### WHAT TO PRODUCE
Check every line of the entries that follow, and copy the ones containing "Index".

### ENTRIES SHOWN
* * *

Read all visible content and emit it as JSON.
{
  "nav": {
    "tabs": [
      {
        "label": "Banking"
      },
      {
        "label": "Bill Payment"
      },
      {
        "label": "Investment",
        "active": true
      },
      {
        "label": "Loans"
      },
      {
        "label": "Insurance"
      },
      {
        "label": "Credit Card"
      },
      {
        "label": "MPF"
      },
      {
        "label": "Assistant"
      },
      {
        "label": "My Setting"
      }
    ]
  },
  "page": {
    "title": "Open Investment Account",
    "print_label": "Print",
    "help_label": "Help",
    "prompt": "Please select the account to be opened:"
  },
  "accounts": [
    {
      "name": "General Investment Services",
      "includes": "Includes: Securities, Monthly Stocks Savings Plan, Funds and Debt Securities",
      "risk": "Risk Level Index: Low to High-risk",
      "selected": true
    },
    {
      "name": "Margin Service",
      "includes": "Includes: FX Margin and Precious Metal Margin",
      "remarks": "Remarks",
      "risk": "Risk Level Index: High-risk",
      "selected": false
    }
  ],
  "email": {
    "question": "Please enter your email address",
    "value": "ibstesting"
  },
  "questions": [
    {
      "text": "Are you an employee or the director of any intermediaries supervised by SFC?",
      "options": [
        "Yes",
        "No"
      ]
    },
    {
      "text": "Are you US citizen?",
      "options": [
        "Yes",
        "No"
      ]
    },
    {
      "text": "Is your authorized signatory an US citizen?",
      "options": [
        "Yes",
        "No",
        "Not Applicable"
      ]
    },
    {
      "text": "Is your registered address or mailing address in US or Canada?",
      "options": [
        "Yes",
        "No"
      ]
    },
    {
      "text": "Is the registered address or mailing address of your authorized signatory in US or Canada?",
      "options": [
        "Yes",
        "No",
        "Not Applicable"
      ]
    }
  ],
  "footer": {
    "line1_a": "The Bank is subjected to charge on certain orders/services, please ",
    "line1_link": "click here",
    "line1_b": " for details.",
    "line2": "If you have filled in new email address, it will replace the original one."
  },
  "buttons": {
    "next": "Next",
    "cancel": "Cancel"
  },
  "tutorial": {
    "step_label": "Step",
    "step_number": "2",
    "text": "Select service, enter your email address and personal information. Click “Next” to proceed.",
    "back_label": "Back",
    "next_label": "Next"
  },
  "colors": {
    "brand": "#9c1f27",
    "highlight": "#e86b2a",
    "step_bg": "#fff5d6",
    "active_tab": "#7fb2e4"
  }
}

* * *

### ANSWER TO THE TASK
      "risk": "Risk Level Index: Low to High-risk",
      "risk": "Risk Level Index: High-risk",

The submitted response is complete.